Plädoyer für eine andere Sicht auf den Begriff "Wissen"

    13. April 2009 von Wolfram Schäfer

    Um von vornherein zwei Missverständnissen vorzubeugen: Der Begriff Wissens-Management ist in einem solchen Maße etabliert, daß er nicht einfach weg zu diskutieren ist, ob er mir nun gefällt oder nicht. Und eine GfWM hat ihren Namen unter anderem mit Bezug zu eben jenem Begriff und der Name ist inzwischen historisch gefestigt, ob es mir nun gefällt oder nicht. Aber hier geht es um unser verdrehtes Denken, mit dem wir uns reichlich selbst im Weg stehen.

    Dieser Beitrag erschien im Newsletter der Gesellschaft für Wissensmanagement 1/2009.

    Seit den 90iger Jahren steht das Thema Wissens-Management im Raum, mit Nonaka und Takeuchi begann das Thema ins allgemeine Bewusstsein zu rücken und hat seit dem eine Reihe von Wendungen, Modifikationen, Interpretationen et cetera erfahren. Und wie in allen Themen Bereichen gab es die Hochs und die Tiefs. Beim Wissens-Management kam der Hype mit dem Aufkommen erster IT basierter Systeme zur Unterstützung des Wissens-Managements, basierend auf speziellen Daten Banken, Collaborative Systems, Portalen und vielen anderen Technologien. Um das ganze zu fundieren hat man sich natürlich auch mit den Methoden des Wissens-Managements auseinander zu setzen, wie das zum Beispiel Probst, Raub, Romhardt taten. Deren Verdienst bestand vor allem in einer Systematisierung, welche sich in Begriffen wie Wissensziele - Wissensidentifikation - Wissenserwerb - Wissensentwicklung - Wissensverteilung - Wissensnutzung - Wissensbewahrung - Wissensbewertung / -messung spiegelt. In meinen Ohren klingen diese Begriffe schlicht merkwürdig, viel sinnhaltiger jedoch, wenn "Wissen" durch "Information" ersetzt wird: Informationsziele - Informationsidentifikation - Informationserwerb - Informationsentwicklung - Informationsverteilung - Informationsnutzung - Informationsbewahrung - Informationsbewertung / -messung. Aber das ist natürlich mein ganz subjektiver Eindruck.

- AUFGABE A:
Fasse den Textauszug bitte in zwei Sätzen zusammen.
- AUFGABE B:
Zähle alle Begriffe auf, in denen sich laut Textauszug die Systematisierung von Probst, Raub und Romhardt spiegelt.
Die Zeilen weiter unten spielen dabei keine Rolle.

- ERFASSTE DATEN:

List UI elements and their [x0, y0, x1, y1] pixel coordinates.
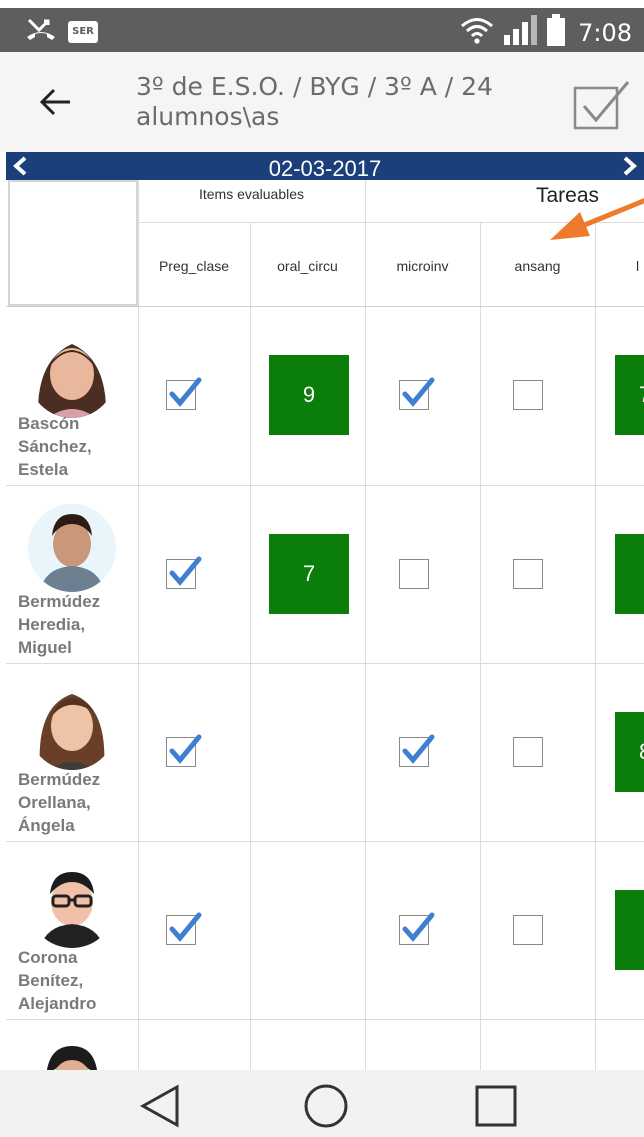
check-icon: [402, 912, 435, 942]
save-button[interactable]: [572, 78, 632, 130]
current-date: 02-03-2017: [268, 156, 382, 180]
checkbox-microinv[interactable]: [399, 377, 435, 410]
grid-line: [6, 306, 644, 307]
checkbox-preg-clase[interactable]: [166, 912, 202, 945]
checkbox-check-icon: [573, 81, 630, 130]
corner-cell: [8, 180, 138, 306]
chevron-right-icon: [623, 156, 638, 176]
checkbox-preg-clase[interactable]: [166, 556, 202, 589]
avatar: [28, 682, 116, 770]
student-name[interactable]: Bascón Sánchez, Estela: [18, 412, 142, 481]
grade-next-column[interactable]: [615, 534, 644, 614]
app-bar: 3º de E.S.O. / BYG / 3º A / 24 alumnos\a…: [0, 52, 644, 152]
grid-line: [6, 1019, 644, 1020]
checkbox-ansang[interactable]: [513, 559, 543, 589]
check-icon: [402, 734, 435, 764]
status-bar: SER 7:08: [0, 8, 644, 52]
checkbox-microinv[interactable]: [399, 912, 435, 945]
group-label-tareas: Tareas: [536, 184, 600, 207]
nav-back-button[interactable]: [136, 1082, 184, 1130]
page-title: 3º de E.S.O. / BYG / 3º A / 24 alumnos\a…: [136, 72, 493, 131]
checkbox-preg-clase[interactable]: [166, 377, 202, 410]
checkbox-ansang[interactable]: [513, 915, 543, 945]
grid-line: [6, 485, 644, 486]
navigation-bar: [0, 1070, 644, 1137]
grade-next-column[interactable]: 8: [615, 712, 644, 792]
avatar: [28, 504, 116, 592]
student-name[interactable]: Bermúdez Heredia, Miguel: [18, 590, 142, 659]
grid-line: [480, 222, 481, 1070]
signal-icon: [502, 15, 538, 50]
battery-icon: [546, 14, 566, 51]
missed-call-icon: [26, 17, 56, 46]
nav-home-button[interactable]: [302, 1082, 350, 1130]
avatar: [28, 860, 116, 948]
grid-line: [365, 180, 366, 1070]
grade-oral-circu[interactable]: 9: [269, 355, 349, 435]
avatar: [28, 1038, 116, 1070]
checkbox-ansang[interactable]: [513, 737, 543, 767]
check-icon: [402, 377, 435, 407]
recents-square-icon: [475, 1085, 517, 1127]
back-button[interactable]: [34, 80, 78, 124]
checkbox-preg-clase[interactable]: [166, 734, 202, 767]
grid-line: [138, 222, 644, 223]
status-bar-right: 7:08: [460, 14, 632, 51]
column-header-ansang[interactable]: ansang: [480, 258, 595, 274]
next-date-button[interactable]: [616, 152, 644, 180]
evaluation-grid: Items evaluables Tareas Preg_clase oral_…: [6, 180, 644, 1070]
back-triangle-icon: [139, 1084, 179, 1128]
checkbox-microinv[interactable]: [399, 559, 429, 589]
avatar: [28, 330, 116, 418]
grade-next-column[interactable]: 7: [615, 355, 644, 435]
grid-line: [250, 222, 251, 1070]
column-header-next[interactable]: l: [636, 258, 644, 274]
date-bar: 02-03-2017: [6, 152, 644, 180]
column-header-preg-clase[interactable]: Preg_clase: [138, 258, 250, 274]
grid-line: [595, 222, 596, 1070]
arrow-left-icon: [40, 88, 70, 116]
grid-line: [6, 841, 644, 842]
student-name[interactable]: Corona Benítez, Alejandro: [18, 946, 142, 1015]
column-header-microinv[interactable]: microinv: [365, 258, 480, 274]
radio-ser-icon: SER: [68, 20, 98, 43]
group-label-items: Items evaluables: [198, 186, 305, 202]
checkbox-ansang[interactable]: [513, 380, 543, 410]
checkbox-microinv[interactable]: [399, 734, 435, 767]
check-icon: [169, 912, 202, 942]
student-name[interactable]: Bermúdez Orellana, Ángela: [18, 768, 142, 837]
check-icon: [169, 377, 202, 407]
status-bar-left: SER: [26, 17, 98, 46]
status-time: 7:08: [578, 18, 632, 47]
wifi-icon: [460, 16, 494, 49]
grade-next-column[interactable]: [615, 890, 644, 970]
grade-oral-circu[interactable]: 7: [269, 534, 349, 614]
column-header-oral-circu[interactable]: oral_circu: [250, 258, 365, 274]
check-icon: [169, 556, 202, 586]
grid-line: [6, 663, 644, 664]
nav-recents-button[interactable]: [472, 1082, 520, 1130]
check-icon: [169, 734, 202, 764]
home-circle-icon: [304, 1084, 348, 1128]
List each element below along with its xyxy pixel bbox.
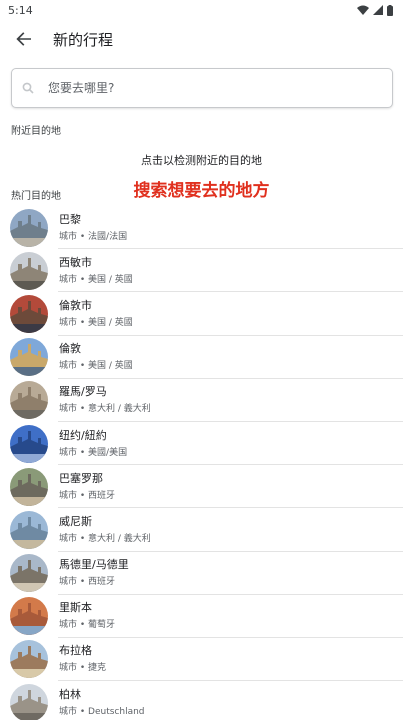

- VOLLSTÄNDIGE ANTWORT A:
Das Thema Wissens-Management ist seit den 90er-Jahren präsent, rückte mit Nonaka und Takeuchi ins allgemeine Bewusstsein und erlebte mit den ersten IT-basierten Systemen einen Hype. Probst, Raub und Romhardt systematisierten seine Methoden in Begriffen wie Wissensziele oder Wissensnutzung, die der Autor merkwürdig findet und für viel sinnhaltiger hält, wenn „Wissen“ durch „Information“ ersetzt wird.

- VOLLSTÄNDIGE ANTWORT B:
Wissensziele
Wissensidentifikation
Wissenserwerb
Wissensentwicklung
Wissensverteilung
Wissensnutzung
Wissensbewahrung
Wissensbewertung / -messung